• Exercise requirements
Your answer should be a single number: the count of lines that include the word "bond".

------ Stored records

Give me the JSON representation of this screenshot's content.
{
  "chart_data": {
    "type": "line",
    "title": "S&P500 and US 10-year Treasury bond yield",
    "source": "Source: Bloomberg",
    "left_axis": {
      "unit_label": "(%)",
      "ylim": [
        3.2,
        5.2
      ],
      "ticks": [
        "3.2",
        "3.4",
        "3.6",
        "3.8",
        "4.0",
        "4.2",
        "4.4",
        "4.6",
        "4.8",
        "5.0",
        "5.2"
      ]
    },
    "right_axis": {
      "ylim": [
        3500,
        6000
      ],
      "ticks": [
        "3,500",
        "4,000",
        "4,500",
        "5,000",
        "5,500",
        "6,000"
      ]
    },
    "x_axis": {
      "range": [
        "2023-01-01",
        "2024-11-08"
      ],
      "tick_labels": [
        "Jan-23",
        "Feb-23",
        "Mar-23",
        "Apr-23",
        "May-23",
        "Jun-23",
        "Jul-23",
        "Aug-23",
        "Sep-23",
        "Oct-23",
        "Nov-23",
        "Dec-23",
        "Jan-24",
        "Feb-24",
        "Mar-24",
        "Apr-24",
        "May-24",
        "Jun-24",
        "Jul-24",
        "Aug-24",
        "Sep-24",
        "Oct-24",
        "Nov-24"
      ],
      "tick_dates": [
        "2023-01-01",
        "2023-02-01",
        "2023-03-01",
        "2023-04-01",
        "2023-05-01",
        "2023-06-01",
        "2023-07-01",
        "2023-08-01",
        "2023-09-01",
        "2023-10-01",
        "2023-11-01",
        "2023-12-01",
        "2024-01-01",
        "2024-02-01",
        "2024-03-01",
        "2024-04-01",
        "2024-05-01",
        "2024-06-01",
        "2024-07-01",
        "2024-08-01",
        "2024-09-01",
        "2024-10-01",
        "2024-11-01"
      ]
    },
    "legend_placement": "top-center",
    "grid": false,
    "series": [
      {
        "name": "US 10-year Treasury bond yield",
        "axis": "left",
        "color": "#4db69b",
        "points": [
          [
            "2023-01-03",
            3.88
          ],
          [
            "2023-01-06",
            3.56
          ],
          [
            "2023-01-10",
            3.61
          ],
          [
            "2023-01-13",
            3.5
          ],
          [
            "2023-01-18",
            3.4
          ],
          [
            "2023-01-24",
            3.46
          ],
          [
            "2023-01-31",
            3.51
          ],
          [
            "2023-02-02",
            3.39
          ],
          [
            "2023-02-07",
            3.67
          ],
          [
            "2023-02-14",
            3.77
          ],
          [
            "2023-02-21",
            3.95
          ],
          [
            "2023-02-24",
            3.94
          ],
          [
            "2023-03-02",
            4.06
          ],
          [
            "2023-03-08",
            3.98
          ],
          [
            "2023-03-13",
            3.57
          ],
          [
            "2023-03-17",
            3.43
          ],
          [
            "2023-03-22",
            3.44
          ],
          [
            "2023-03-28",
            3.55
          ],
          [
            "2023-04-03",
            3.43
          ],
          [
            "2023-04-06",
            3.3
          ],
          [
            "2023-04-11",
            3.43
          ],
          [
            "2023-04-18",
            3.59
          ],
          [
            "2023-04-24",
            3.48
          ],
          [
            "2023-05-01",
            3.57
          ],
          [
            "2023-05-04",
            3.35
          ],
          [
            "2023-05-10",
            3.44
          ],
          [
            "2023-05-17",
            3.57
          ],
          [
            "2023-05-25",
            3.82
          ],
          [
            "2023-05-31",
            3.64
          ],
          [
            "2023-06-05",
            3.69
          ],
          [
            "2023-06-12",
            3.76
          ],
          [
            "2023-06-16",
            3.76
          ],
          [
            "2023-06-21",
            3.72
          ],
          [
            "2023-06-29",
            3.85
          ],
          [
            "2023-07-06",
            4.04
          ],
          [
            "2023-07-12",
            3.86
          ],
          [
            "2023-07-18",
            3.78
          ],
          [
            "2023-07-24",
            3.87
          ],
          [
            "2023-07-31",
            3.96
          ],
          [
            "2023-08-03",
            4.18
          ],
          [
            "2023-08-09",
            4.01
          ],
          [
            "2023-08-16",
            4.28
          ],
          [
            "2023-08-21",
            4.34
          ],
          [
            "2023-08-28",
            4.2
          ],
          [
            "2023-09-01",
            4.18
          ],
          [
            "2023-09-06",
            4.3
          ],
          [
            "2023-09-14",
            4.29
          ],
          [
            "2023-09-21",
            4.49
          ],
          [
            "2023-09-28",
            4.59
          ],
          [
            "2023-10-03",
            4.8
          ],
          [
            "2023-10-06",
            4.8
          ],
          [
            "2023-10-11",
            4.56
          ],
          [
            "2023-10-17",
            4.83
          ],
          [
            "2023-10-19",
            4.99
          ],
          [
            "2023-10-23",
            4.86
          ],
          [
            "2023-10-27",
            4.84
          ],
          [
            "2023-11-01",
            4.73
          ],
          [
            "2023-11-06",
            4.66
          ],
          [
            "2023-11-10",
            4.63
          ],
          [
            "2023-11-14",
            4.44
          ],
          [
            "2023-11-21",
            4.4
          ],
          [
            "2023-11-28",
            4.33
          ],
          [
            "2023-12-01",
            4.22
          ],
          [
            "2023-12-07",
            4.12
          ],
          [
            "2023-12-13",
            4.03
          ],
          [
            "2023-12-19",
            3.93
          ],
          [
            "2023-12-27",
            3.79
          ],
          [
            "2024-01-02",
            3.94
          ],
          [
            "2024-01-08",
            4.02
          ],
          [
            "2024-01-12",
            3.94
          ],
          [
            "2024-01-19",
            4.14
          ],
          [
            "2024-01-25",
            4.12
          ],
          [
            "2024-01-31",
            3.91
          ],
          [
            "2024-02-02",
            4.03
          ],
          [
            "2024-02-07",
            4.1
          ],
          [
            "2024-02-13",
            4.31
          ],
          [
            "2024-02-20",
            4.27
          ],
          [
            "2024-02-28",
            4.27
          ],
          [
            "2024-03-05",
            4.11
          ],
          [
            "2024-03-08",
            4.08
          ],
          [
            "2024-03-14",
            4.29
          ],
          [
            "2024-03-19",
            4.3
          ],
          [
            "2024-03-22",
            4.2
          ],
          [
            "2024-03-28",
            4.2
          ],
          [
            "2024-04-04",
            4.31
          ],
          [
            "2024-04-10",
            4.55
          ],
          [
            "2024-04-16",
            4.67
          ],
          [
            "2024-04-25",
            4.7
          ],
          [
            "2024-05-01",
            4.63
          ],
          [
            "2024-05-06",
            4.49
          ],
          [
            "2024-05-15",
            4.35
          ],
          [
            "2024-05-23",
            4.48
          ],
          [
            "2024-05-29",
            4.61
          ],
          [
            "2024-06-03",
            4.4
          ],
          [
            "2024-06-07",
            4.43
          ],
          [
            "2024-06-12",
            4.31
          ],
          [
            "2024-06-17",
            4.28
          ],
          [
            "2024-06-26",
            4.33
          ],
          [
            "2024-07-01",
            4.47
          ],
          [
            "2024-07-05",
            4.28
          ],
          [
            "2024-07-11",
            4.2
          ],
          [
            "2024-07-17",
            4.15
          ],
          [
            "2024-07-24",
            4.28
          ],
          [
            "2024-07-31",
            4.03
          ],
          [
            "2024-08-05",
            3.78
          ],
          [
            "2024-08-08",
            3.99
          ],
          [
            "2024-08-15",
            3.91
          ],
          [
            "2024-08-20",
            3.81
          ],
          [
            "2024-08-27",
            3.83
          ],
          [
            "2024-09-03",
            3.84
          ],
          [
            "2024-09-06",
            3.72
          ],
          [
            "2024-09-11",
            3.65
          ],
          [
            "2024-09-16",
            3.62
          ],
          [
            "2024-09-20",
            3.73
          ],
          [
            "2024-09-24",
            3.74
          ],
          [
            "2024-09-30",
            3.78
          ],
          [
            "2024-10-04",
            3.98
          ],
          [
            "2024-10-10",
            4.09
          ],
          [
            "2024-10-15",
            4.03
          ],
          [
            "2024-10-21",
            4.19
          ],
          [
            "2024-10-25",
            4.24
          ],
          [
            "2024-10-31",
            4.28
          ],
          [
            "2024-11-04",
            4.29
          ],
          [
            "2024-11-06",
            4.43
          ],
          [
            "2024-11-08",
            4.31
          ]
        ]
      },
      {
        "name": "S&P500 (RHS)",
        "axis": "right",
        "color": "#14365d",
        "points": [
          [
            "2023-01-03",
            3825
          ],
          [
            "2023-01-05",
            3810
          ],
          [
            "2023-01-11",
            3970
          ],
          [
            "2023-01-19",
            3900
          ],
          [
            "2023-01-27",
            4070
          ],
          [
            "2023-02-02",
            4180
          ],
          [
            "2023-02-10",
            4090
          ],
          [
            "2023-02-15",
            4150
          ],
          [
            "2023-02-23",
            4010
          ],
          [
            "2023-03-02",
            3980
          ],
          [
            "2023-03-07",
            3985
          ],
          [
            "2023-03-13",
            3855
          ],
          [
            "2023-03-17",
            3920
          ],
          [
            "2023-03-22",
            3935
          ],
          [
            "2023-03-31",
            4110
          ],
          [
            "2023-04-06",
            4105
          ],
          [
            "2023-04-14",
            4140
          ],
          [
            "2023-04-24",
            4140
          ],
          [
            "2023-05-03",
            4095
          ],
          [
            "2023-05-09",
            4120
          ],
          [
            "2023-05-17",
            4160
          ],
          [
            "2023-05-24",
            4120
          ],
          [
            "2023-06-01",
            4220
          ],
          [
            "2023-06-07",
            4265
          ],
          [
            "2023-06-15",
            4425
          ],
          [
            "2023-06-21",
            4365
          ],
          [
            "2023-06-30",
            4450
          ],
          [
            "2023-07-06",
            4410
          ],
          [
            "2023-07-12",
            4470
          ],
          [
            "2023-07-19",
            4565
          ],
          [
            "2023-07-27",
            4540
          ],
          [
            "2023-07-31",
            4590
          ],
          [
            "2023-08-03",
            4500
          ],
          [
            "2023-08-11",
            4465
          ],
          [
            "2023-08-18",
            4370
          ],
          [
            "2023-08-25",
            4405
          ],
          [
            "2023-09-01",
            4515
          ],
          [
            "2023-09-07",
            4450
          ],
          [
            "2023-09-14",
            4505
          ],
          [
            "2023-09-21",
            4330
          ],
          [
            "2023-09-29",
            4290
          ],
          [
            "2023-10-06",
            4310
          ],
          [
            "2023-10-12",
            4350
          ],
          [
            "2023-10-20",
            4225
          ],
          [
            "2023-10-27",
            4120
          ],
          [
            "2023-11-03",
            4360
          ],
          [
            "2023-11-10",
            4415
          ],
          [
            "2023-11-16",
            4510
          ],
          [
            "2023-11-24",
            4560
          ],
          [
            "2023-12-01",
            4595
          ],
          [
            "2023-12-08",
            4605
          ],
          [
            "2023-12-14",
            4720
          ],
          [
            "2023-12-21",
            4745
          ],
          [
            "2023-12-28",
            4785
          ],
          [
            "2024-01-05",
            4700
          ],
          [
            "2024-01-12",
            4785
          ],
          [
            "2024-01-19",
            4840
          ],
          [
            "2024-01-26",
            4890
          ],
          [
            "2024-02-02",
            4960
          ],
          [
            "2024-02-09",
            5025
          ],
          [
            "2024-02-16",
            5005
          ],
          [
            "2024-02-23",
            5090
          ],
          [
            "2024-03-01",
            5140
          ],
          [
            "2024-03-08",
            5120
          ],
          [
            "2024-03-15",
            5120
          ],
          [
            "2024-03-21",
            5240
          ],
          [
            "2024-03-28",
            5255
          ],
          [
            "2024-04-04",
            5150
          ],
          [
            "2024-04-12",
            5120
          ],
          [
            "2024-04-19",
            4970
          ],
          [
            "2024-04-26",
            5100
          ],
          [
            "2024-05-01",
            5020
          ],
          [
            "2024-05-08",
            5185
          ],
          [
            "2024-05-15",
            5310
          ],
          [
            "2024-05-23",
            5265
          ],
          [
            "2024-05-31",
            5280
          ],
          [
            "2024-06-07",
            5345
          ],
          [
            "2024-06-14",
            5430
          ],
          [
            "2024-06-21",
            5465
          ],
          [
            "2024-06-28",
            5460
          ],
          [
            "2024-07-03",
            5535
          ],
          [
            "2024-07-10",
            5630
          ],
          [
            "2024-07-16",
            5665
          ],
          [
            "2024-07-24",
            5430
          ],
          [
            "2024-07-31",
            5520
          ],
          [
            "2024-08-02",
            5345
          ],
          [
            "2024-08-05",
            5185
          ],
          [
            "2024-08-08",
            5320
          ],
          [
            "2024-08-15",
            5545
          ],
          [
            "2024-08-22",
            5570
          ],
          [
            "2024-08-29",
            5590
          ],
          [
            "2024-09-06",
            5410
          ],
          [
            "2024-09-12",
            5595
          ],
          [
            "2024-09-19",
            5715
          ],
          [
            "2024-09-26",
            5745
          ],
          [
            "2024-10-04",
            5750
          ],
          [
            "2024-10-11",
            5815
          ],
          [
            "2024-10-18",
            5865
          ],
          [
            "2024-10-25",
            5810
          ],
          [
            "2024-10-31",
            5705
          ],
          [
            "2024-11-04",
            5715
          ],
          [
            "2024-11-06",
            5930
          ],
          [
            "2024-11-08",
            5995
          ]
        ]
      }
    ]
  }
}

------------

• Solution for this exercise
2